§ Problem statement: Bring together all lines of the material below that contain the string "Short".

§ Material provided:
==================================================
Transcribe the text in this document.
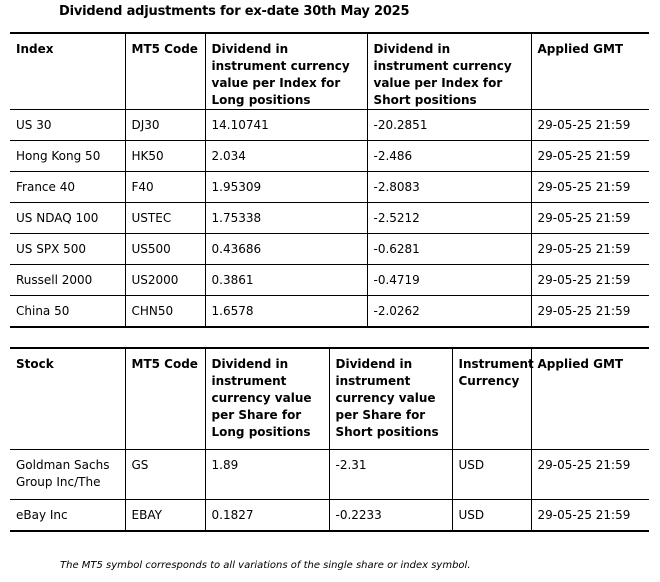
Dividend adjustments for ex-date 30th May 2025
Index	MT5 Code	Dividend in instrument currency value per Index for Long positions	Dividend in instrument currency value per Index for Short positions	Applied GMT
US 30	DJ30	14.10741	-20.2851	29-05-25 21:59
Hong Kong 50	HK50	2.034	-2.486	29-05-25 21:59
France 40	F40	1.95309	-2.8083	29-05-25 21:59
US NDAQ 100	USTEC	1.75338	-2.5212	29-05-25 21:59
US SPX 500	US500	0.43686	-0.6281	29-05-25 21:59
Russell 2000	US2000	0.3861	-0.4719	29-05-25 21:59
China 50	CHN50	1.6578	-2.0262	29-05-25 21:59
Stock	MT5 Code	Dividend in instrument currency value per Share for Long positions	Dividend in instrument currency value per Share for Short positions	Instrument Currency	Applied GMT
Goldman Sachs Group Inc/The	GS	1.89	-2.31	USD	29-05-25 21:59
eBay Inc	EBAY	0.1827	-0.2233	USD	29-05-25 21:59
The MT5 symbol corresponds to all variations of the single share or index symbol.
==================================================
§ Output below:
Index	MT5 Code	Dividend in instrument currency value per Index for Long positions	Dividend in instrument currency value per Index for Short positions	Applied GMT
Stock	MT5 Code	Dividend in instrument currency value per Share for Long positions	Dividend in instrument currency value per Share for Short positions	Instrument Currency	Applied GMT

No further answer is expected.